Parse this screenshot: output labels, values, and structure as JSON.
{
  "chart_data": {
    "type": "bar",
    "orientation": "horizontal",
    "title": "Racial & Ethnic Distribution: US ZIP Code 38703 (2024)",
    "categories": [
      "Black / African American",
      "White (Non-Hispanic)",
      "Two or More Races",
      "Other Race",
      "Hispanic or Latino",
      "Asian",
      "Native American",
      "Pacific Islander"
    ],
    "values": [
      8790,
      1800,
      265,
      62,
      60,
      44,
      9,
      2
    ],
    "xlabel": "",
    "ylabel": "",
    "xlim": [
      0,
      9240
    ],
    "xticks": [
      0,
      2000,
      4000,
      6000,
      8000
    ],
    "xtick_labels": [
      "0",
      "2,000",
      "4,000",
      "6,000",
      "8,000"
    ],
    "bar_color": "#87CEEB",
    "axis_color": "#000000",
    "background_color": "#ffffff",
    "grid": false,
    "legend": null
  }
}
══════
**Directive**
Each line must be given again exactly as written above.

**Answer to the exercise**
Parse this screenshot: output labels, values, and structure as JSON.
{
  "chart_data": {
    "type": "bar",
    "orientation": "horizontal",
    "title": "Racial & Ethnic Distribution: US ZIP Code 38703 (2024)",
    "categories": [
      "Black / African American",
      "White (Non-Hispanic)",
      "Two or More Races",
      "Other Race",
      "Hispanic or Latino",
      "Asian",
      "Native American",
      "Pacific Islander"
    ],
    "values": [
      8790,
      1800,
      265,
      62,
      60,
      44,
      9,
      2
    ],
    "xlabel": "",
    "ylabel": "",
    "xlim": [
      0,
      9240
    ],
    "xticks": [
      0,
      2000,
      4000,
      6000,
      8000
    ],
    "xtick_labels": [
      "0",
      "2,000",
      "4,000",
      "6,000",
      "8,000"
    ],
    "bar_color": "#87CEEB",
    "axis_color": "#000000",
    "background_color": "#ffffff",
    "grid": false,
    "legend": null
  }
}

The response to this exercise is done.